--- start of STORED ROWS ---

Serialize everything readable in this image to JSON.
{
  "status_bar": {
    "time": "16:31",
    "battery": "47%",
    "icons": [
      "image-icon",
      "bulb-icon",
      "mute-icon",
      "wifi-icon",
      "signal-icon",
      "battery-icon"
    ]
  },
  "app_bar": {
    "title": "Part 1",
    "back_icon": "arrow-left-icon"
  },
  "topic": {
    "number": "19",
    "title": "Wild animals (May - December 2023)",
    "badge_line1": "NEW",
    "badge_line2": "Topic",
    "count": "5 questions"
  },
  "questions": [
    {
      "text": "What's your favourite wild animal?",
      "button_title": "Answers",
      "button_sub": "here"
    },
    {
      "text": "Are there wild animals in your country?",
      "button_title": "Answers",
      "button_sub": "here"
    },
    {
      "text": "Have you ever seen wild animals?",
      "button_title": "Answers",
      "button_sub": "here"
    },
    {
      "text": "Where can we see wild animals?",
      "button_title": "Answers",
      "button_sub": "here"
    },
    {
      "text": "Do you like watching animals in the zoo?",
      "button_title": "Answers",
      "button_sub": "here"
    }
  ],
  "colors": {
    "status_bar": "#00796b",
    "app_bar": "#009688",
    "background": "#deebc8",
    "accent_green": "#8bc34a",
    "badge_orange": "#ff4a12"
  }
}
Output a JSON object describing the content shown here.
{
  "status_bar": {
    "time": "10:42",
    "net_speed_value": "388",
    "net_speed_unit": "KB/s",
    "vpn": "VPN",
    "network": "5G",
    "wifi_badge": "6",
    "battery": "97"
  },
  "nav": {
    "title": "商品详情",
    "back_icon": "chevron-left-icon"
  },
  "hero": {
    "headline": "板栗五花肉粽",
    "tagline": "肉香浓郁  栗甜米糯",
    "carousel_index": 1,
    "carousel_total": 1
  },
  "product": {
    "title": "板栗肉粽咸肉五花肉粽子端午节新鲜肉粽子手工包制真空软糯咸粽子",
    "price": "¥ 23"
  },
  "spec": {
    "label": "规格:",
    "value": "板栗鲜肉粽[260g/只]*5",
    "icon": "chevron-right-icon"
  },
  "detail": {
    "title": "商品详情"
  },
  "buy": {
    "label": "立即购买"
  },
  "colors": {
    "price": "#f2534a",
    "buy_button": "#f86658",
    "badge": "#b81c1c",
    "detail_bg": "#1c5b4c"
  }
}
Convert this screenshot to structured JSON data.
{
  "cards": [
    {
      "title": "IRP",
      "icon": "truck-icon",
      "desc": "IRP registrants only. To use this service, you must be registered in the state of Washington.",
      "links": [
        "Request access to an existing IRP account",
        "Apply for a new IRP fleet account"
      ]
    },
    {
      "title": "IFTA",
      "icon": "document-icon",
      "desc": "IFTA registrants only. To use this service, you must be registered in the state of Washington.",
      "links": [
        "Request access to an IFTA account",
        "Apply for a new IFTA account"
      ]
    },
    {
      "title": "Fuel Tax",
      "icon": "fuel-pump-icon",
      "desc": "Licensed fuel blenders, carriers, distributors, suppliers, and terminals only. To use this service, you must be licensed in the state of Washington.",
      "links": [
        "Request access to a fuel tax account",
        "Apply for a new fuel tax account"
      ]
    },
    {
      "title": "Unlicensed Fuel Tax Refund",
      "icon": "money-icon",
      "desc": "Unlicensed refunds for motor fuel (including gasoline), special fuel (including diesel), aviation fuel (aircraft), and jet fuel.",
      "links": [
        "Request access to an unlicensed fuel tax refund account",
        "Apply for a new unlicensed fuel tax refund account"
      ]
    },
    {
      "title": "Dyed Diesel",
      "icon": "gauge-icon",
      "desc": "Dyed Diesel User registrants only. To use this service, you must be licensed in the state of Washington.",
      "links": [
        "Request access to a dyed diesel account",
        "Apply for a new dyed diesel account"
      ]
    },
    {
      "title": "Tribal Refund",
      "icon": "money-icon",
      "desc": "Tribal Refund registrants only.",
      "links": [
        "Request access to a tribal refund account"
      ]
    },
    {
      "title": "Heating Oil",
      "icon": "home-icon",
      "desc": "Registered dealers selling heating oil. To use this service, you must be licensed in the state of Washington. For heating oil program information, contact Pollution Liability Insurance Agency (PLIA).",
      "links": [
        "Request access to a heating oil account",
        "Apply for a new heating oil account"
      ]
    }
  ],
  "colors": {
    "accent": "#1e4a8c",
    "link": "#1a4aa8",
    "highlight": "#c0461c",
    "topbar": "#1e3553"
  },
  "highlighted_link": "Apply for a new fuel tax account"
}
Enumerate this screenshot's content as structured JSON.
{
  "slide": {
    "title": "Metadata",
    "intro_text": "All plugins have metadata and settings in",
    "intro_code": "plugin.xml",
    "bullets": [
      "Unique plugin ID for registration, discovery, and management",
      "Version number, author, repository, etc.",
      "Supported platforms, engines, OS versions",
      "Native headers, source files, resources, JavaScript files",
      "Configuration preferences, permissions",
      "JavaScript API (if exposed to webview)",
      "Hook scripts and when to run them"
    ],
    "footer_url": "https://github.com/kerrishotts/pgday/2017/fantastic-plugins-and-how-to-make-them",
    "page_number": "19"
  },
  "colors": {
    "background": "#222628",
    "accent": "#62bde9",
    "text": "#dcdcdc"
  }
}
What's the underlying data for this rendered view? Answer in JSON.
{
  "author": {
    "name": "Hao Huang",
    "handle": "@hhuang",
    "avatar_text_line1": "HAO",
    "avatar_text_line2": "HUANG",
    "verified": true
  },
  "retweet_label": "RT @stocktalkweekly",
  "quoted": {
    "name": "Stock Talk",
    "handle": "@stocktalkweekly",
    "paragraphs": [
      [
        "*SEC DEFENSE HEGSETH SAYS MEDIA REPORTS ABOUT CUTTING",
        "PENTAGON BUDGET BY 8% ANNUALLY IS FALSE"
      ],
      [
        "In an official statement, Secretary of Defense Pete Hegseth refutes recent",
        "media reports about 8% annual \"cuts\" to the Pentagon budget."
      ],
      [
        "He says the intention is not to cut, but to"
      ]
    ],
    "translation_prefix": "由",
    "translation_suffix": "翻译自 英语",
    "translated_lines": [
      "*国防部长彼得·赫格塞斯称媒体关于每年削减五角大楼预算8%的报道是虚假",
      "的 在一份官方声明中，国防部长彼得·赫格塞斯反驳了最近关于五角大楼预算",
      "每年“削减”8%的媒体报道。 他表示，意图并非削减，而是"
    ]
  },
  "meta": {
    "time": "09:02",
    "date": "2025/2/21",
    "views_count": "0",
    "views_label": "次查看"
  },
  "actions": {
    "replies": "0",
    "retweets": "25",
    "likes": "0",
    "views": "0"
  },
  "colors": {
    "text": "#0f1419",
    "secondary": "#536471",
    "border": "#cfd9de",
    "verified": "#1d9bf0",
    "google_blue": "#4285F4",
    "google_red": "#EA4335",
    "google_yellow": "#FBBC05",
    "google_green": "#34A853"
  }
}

--- end of STORED ROWS ---

EXERCISE AIM: Copy each line of the listing that contains the string "them".

FINAL ANSWER:
      "Hook scripts and when to run them"
    "footer_url": "https://github.com/kerrishotts/pgday/2017/fantastic-plugins-and-how-to-make-them",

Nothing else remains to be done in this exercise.